◆ **Goal**:
From the material below, list every line containing "text".

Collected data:

***

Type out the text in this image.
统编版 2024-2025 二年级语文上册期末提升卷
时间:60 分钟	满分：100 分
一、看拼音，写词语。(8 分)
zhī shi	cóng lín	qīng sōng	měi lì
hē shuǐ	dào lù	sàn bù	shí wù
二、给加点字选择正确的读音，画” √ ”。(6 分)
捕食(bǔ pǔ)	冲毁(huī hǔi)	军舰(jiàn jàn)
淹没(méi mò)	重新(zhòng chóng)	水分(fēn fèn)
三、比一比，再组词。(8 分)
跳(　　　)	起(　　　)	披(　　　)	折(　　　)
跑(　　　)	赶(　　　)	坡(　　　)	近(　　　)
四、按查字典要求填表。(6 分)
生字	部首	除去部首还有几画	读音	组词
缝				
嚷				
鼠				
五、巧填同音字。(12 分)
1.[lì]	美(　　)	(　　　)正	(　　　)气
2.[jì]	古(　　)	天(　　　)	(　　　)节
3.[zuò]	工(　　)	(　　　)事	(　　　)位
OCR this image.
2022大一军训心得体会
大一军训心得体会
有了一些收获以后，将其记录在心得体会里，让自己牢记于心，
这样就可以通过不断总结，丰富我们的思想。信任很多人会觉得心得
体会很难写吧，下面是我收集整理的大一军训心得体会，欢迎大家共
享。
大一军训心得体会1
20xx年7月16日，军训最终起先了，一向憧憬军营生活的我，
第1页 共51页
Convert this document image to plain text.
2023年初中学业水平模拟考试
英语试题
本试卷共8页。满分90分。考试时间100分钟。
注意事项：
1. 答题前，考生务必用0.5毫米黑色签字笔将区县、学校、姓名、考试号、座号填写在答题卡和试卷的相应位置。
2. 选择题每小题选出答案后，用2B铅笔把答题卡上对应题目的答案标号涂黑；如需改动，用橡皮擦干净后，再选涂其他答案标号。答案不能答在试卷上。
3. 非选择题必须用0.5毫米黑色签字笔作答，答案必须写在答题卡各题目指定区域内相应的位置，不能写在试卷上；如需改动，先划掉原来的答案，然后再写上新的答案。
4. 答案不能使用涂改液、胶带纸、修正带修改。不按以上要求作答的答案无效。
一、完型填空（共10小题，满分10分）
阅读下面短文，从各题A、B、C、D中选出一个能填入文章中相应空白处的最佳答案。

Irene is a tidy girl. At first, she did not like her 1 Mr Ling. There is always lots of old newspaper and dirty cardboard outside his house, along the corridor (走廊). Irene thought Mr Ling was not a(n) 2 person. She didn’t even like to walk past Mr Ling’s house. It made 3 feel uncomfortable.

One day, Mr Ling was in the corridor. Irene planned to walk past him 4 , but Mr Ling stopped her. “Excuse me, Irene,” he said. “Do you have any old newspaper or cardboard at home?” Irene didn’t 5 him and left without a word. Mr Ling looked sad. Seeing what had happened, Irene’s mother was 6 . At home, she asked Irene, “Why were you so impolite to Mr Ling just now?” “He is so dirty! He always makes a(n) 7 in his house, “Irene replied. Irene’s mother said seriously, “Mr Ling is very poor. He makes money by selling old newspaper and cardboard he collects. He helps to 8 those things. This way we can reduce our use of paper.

***

◆ **The reply**:
Type out the text in this image.
Convert this document image to plain text.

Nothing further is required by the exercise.